Data records:

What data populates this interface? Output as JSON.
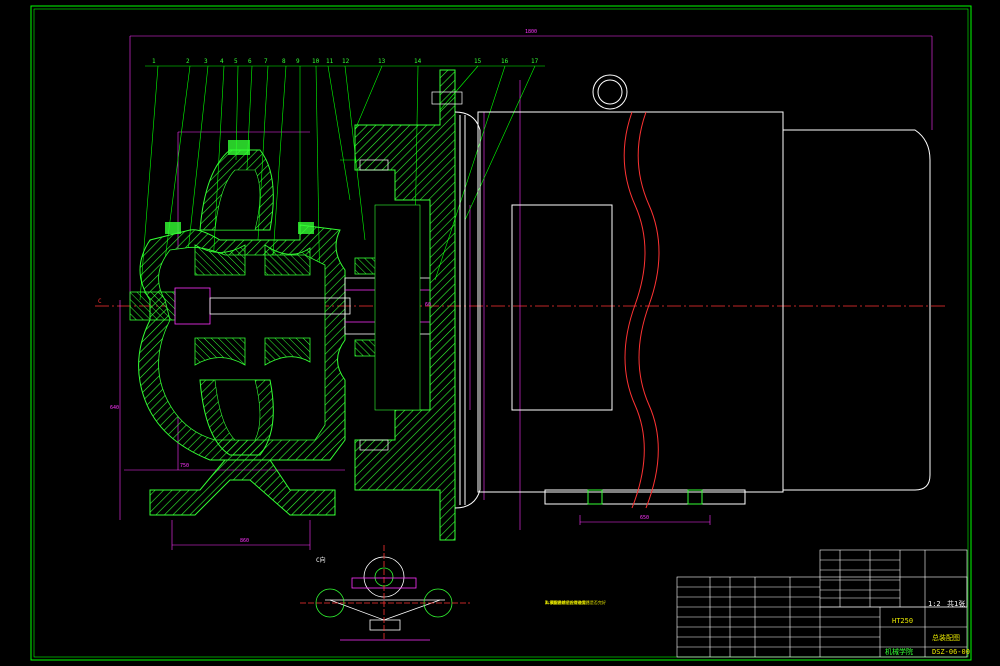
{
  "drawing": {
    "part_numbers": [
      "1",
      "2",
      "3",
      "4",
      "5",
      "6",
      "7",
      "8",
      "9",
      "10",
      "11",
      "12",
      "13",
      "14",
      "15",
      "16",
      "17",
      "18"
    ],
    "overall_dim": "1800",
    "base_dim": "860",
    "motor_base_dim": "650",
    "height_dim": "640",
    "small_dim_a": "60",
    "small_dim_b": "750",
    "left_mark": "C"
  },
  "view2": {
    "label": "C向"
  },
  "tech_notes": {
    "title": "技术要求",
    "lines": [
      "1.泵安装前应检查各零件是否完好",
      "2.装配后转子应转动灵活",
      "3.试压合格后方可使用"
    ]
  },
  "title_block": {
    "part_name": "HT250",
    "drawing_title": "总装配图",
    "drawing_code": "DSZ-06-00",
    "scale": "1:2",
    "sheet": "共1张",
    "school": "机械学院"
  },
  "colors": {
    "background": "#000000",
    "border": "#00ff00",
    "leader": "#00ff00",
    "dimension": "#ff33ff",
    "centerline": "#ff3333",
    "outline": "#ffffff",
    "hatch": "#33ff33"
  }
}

...

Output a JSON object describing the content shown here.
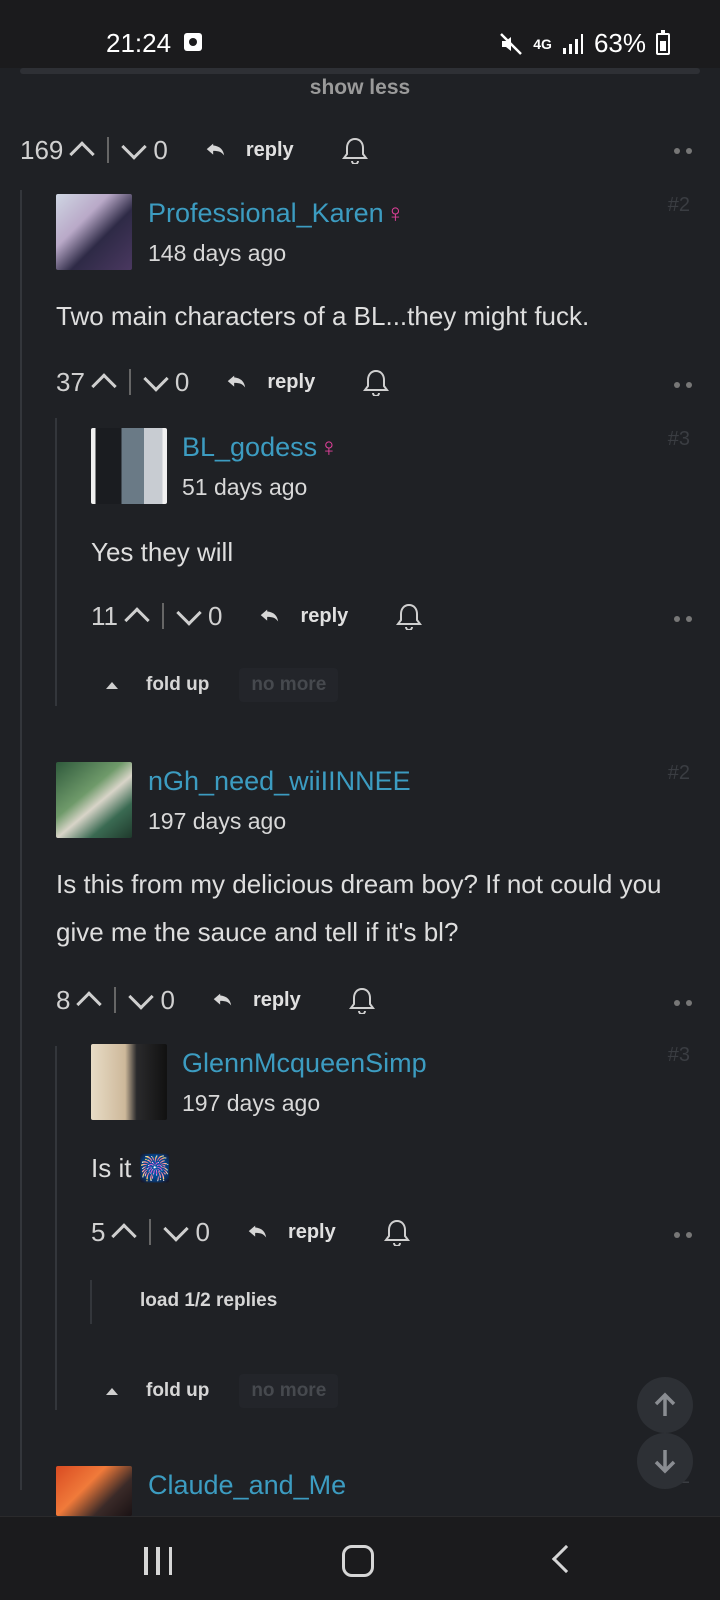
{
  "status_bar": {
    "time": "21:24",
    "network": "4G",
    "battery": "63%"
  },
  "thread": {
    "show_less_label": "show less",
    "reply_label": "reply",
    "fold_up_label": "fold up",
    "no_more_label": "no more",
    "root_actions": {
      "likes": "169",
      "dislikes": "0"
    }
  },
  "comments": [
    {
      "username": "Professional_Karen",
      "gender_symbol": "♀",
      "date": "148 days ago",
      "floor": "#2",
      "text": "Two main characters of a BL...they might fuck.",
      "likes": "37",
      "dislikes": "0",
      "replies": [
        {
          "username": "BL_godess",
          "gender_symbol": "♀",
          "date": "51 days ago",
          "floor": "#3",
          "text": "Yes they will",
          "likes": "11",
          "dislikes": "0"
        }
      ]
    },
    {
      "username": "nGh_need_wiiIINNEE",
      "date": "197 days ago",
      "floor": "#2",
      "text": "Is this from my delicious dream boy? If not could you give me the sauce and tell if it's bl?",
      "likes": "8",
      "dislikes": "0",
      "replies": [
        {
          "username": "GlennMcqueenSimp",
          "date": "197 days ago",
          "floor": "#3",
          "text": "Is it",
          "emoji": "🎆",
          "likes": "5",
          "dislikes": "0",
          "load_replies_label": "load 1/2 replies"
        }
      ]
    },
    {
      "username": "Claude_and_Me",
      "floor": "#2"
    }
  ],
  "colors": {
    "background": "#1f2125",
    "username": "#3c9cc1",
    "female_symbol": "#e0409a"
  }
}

---

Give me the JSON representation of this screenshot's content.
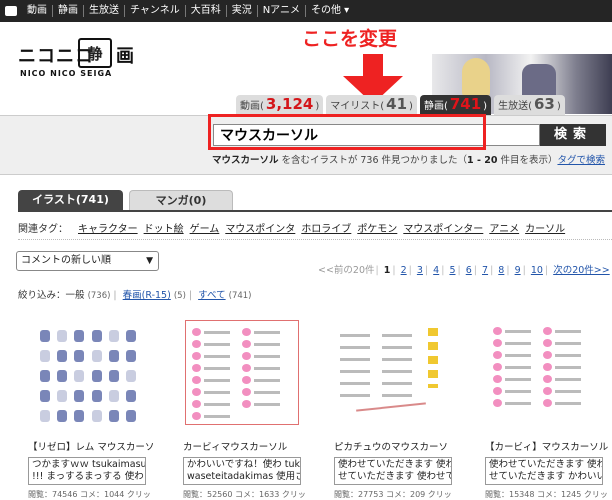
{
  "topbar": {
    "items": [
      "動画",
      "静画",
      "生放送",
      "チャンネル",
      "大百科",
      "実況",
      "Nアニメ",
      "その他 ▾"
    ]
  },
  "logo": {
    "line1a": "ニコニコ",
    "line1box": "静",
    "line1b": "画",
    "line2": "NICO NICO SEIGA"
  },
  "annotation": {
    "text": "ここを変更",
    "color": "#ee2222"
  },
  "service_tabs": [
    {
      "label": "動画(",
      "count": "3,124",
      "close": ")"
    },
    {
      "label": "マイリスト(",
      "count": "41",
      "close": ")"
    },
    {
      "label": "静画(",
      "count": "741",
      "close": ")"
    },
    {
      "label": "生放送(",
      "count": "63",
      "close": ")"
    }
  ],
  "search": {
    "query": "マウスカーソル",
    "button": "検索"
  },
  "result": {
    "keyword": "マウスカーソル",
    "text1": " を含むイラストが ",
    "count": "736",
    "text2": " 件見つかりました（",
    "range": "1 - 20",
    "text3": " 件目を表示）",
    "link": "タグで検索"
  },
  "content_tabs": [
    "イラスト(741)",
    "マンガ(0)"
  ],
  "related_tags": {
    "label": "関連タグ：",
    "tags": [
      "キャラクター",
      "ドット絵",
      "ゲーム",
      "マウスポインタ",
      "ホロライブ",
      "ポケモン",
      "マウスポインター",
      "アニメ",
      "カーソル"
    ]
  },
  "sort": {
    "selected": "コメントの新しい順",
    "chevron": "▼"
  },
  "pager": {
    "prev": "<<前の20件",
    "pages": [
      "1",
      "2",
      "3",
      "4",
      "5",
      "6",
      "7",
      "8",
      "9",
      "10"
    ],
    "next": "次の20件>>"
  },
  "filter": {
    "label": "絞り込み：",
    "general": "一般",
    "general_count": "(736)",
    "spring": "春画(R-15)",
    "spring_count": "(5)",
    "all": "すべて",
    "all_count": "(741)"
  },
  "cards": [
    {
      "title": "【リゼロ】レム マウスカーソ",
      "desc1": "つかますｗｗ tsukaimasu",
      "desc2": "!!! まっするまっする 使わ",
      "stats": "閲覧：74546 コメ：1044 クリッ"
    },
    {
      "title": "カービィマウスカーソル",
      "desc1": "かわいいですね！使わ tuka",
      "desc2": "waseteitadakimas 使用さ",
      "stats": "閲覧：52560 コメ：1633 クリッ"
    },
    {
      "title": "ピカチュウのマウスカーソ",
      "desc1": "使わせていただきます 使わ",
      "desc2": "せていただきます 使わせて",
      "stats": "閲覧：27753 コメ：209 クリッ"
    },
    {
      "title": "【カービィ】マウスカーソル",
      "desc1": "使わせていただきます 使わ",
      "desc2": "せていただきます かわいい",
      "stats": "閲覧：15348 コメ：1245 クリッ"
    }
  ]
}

## Stated problem
Return all lines containing the word "JSON".

## The output
What data populates this interface? Output as JSON.
Output a JSON object describing the content shown here.
Give me the JSON representation of this screenshot's content.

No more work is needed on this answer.